Read the lines below. Copy out any that hold the string "спутниковых".

[Records]
>> Start
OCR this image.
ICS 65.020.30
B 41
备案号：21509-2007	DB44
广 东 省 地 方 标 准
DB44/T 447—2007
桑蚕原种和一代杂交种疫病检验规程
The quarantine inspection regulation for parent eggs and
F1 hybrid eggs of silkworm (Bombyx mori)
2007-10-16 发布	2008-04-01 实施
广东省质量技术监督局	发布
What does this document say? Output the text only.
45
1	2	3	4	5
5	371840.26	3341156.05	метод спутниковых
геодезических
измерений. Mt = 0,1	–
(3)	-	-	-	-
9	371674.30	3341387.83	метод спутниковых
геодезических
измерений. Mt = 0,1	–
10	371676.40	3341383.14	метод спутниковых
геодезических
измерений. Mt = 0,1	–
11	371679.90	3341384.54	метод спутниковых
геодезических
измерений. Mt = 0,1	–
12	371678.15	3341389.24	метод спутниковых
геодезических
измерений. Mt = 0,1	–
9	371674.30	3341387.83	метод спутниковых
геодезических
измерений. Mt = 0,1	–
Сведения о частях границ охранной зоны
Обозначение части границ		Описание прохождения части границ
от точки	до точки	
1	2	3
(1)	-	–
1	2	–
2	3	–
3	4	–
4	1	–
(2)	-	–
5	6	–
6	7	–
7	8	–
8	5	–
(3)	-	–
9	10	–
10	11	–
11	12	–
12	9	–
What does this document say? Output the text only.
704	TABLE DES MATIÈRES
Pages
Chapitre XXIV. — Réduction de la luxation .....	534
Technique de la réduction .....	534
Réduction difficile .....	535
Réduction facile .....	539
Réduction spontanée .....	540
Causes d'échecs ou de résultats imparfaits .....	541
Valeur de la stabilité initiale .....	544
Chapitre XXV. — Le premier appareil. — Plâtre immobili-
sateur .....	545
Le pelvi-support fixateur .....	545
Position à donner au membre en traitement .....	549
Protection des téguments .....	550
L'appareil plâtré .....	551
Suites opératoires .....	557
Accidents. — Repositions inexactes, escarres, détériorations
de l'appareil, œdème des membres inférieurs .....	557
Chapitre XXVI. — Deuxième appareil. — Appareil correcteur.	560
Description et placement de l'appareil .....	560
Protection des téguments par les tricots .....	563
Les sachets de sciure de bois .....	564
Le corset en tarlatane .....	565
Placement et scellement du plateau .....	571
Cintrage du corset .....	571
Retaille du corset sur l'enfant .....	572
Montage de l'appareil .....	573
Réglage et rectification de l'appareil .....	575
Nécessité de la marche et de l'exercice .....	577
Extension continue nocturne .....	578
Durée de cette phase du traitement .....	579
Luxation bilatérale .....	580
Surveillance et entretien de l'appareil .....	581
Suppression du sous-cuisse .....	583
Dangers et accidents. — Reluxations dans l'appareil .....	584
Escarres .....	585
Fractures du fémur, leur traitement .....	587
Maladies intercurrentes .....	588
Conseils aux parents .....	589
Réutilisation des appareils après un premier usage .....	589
>> End
* _Response for this exercise_
5	371840.26	3341156.05	метод спутниковых
9	371674.30	3341387.83	метод спутниковых
10	371676.40	3341383.14	метод спутниковых
11	371679.90	3341384.54	метод спутниковых
12	371678.15	3341389.24	метод спутниковых
9	371674.30	3341387.83	метод спутниковых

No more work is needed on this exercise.